§ **Problem requirements**
Can you output every line from the start of the listing through the line holding "panel-header: Projizieren +", inclusive, as a JSON list of strings, one string per line, with blank lines dropped?
-- BEGIN Items --
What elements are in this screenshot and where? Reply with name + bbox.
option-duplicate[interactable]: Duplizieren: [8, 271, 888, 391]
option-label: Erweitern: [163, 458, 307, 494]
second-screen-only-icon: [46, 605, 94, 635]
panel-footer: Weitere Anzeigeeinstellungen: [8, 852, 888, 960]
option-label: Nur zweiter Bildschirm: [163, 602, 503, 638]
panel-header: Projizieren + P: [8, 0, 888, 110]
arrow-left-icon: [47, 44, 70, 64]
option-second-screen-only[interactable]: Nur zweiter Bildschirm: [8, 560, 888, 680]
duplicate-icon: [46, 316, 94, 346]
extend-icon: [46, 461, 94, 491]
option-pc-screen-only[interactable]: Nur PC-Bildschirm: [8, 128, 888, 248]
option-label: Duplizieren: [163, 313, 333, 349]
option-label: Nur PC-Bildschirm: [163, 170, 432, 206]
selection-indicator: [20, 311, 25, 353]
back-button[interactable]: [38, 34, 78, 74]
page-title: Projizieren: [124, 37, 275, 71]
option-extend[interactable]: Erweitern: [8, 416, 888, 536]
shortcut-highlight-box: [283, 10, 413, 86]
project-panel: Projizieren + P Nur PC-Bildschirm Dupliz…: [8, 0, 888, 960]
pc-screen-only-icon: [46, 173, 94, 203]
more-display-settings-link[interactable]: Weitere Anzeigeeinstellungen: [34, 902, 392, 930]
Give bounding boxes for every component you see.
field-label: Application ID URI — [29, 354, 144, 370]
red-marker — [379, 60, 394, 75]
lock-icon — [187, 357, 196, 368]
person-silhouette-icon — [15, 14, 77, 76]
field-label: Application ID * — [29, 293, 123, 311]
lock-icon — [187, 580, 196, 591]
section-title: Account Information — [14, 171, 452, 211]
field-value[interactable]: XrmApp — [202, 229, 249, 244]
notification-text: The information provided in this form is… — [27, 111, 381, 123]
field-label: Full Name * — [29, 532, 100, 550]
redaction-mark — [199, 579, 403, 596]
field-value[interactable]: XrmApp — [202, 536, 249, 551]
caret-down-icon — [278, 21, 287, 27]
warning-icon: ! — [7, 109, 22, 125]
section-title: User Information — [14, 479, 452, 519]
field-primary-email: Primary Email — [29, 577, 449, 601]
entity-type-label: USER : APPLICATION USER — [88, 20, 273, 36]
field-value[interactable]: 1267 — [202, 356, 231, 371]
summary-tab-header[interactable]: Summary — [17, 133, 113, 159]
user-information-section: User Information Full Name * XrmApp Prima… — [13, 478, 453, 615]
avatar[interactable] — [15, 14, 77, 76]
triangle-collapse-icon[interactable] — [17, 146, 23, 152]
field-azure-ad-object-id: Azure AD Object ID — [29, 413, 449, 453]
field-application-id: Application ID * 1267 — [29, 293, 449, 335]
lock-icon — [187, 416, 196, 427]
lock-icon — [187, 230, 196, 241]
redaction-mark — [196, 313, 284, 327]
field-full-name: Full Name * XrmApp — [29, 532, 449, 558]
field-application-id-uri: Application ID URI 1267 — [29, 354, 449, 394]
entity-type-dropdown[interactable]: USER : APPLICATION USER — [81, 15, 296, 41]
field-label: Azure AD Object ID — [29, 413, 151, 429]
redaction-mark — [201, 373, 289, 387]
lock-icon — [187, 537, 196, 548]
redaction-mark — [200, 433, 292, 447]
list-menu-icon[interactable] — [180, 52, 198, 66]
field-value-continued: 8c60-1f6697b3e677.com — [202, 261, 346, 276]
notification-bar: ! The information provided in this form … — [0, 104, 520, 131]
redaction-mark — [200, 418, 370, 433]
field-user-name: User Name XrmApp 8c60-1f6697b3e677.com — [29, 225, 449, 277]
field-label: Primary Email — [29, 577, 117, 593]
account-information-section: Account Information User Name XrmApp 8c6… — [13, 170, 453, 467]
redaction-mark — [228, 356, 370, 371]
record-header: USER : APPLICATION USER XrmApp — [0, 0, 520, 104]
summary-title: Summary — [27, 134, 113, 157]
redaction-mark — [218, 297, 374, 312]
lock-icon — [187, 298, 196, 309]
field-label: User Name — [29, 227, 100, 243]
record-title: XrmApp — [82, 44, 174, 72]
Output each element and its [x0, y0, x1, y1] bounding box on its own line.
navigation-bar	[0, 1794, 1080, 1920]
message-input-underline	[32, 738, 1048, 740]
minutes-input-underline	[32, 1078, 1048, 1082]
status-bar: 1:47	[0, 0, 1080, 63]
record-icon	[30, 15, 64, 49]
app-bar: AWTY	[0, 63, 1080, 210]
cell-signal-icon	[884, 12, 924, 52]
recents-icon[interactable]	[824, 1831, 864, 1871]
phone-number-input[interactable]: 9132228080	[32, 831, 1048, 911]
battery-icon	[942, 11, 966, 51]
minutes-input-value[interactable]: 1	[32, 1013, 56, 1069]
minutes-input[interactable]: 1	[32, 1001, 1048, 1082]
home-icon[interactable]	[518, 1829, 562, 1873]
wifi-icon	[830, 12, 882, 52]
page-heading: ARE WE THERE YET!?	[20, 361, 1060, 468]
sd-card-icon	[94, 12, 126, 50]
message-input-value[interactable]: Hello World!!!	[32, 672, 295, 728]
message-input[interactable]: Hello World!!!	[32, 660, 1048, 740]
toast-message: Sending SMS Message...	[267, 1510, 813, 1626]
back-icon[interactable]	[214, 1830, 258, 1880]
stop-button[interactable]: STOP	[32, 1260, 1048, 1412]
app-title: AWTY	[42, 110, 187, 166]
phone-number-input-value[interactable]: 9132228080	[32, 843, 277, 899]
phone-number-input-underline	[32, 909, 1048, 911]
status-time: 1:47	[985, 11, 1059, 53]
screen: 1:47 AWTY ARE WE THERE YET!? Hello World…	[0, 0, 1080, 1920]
-- END Items --
§ **Worked answer**
[
  "What elements are in this screenshot and where? Reply with name + bbox.",
  "option-duplicate[interactable]: Duplizieren: [8, 271, 888, 391]",
  "option-label: Erweitern: [163, 458, 307, 494]",
  "second-screen-only-icon: [46, 605, 94, 635]",
  "panel-footer: Weitere Anzeigeeinstellungen: [8, 852, 888, 960]",
  "option-label: Nur zweiter Bildschirm: [163, 602, 503, 638]",
  "panel-header: Projizieren + P: [8, 0, 888, 110]"
]